#### [Available records]
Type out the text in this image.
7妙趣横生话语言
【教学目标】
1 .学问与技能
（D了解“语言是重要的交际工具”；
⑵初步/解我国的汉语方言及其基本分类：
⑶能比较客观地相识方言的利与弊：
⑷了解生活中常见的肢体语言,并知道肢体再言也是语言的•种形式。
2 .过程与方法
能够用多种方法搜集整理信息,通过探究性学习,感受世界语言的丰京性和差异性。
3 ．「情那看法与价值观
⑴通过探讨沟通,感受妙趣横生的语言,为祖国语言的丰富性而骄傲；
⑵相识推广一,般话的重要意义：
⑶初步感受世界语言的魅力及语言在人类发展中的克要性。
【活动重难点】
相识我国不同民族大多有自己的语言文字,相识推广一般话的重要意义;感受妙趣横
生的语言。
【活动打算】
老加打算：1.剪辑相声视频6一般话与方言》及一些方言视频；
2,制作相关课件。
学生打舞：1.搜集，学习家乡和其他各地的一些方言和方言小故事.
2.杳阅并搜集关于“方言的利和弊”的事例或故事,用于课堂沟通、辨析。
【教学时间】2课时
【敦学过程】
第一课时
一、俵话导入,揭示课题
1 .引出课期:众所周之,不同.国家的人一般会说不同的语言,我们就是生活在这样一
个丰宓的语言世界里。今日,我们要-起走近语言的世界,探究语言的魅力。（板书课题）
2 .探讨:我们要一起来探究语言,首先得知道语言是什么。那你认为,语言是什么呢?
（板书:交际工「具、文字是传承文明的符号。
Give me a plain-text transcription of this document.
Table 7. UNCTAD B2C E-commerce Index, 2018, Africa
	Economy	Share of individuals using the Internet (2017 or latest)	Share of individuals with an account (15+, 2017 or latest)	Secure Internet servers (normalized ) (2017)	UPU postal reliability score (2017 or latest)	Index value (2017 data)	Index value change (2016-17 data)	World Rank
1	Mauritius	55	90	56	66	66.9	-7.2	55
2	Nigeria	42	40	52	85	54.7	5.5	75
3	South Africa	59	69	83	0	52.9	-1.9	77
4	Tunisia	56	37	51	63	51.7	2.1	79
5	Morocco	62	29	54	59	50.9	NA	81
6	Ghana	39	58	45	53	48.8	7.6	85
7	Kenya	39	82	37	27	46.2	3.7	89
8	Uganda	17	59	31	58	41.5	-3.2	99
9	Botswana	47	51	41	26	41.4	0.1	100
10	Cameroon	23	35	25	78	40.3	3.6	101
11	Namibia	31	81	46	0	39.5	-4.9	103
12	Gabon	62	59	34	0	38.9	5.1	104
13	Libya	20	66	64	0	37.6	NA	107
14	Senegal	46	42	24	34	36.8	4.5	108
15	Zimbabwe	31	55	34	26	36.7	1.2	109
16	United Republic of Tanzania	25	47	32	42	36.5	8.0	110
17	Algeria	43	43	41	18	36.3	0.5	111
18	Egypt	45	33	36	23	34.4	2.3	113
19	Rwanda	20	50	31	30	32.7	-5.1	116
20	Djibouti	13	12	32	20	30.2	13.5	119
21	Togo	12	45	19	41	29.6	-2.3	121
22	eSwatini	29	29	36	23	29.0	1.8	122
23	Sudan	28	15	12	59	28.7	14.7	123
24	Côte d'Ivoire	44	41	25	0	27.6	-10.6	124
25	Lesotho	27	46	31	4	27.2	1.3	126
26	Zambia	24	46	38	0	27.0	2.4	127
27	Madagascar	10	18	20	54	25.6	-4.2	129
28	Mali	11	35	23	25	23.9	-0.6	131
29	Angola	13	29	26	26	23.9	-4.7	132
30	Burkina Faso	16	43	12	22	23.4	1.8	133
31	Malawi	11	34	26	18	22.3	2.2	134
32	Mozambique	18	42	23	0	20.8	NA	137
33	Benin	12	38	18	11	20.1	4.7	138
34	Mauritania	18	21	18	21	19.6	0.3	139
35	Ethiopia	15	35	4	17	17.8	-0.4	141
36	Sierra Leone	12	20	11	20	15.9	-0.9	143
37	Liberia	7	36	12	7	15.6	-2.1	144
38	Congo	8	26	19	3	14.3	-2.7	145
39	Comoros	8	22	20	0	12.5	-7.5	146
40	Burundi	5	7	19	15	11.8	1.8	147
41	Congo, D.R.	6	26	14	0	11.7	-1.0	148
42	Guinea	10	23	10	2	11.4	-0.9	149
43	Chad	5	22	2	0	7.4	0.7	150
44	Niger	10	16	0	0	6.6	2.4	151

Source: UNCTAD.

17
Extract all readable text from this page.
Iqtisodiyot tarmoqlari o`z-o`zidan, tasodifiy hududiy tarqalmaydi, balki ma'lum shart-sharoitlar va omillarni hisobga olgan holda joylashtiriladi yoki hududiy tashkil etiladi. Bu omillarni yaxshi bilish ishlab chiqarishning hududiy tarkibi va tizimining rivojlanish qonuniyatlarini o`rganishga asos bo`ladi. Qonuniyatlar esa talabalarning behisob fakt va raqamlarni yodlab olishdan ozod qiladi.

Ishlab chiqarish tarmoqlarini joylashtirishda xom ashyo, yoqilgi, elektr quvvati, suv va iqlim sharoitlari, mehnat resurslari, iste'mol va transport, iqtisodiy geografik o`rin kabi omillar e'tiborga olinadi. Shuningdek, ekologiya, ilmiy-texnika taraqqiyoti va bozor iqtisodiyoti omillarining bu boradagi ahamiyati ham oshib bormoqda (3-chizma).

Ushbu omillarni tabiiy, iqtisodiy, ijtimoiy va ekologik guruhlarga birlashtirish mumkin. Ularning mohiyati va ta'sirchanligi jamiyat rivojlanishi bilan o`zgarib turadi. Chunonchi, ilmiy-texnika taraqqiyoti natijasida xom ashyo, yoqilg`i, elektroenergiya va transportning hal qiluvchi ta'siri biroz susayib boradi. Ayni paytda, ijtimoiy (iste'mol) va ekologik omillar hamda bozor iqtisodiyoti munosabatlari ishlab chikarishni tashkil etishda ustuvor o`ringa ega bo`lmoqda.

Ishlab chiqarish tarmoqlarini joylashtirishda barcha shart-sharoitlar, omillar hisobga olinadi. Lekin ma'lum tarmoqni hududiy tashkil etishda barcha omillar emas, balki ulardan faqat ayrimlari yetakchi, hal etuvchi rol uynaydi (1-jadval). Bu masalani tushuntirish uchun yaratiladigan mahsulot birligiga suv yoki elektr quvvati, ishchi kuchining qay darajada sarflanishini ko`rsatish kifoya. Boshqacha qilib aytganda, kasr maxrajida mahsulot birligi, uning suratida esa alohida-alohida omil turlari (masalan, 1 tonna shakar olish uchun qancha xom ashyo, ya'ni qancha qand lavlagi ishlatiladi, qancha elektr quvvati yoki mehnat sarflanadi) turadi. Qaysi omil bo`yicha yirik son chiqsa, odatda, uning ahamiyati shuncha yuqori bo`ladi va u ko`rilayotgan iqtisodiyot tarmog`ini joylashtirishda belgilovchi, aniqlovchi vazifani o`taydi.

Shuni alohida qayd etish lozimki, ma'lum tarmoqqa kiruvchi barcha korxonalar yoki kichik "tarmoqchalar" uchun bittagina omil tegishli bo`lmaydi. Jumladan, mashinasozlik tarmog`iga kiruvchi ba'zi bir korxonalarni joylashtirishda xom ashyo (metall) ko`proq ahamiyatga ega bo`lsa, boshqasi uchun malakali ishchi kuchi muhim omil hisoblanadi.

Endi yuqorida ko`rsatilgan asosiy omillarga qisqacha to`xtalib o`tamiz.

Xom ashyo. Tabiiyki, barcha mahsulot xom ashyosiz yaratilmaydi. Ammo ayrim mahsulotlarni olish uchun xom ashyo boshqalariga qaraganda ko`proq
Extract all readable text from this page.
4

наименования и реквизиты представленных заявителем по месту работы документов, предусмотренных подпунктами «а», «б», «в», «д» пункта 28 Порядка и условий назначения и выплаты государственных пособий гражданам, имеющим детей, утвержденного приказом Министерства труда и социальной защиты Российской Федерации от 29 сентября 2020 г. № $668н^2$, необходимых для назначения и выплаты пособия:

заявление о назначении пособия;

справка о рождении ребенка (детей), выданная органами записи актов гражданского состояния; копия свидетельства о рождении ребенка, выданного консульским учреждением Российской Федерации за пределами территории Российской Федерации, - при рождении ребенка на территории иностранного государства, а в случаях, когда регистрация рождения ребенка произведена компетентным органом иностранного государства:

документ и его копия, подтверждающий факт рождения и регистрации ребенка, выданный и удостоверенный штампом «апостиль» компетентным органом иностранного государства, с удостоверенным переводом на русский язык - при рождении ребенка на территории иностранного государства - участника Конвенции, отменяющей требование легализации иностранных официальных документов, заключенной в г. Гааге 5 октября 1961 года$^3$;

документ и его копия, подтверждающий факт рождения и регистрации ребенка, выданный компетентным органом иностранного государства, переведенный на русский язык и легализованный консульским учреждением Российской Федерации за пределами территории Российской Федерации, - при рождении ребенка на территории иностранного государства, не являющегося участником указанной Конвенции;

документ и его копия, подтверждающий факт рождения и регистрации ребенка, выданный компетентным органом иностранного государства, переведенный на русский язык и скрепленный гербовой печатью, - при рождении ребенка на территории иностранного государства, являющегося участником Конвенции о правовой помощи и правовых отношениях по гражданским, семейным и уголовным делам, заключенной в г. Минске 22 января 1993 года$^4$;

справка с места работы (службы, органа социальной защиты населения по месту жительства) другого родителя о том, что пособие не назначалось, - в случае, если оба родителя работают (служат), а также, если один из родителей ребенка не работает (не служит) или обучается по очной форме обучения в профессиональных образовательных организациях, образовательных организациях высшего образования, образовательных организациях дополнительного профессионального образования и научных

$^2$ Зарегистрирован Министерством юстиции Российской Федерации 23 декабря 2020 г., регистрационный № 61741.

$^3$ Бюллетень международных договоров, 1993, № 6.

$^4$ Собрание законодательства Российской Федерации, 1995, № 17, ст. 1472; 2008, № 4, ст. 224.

#### [Job]
Say the number of lines in the listing that hold "переведенный", with no added words.

#### [Correct output]
2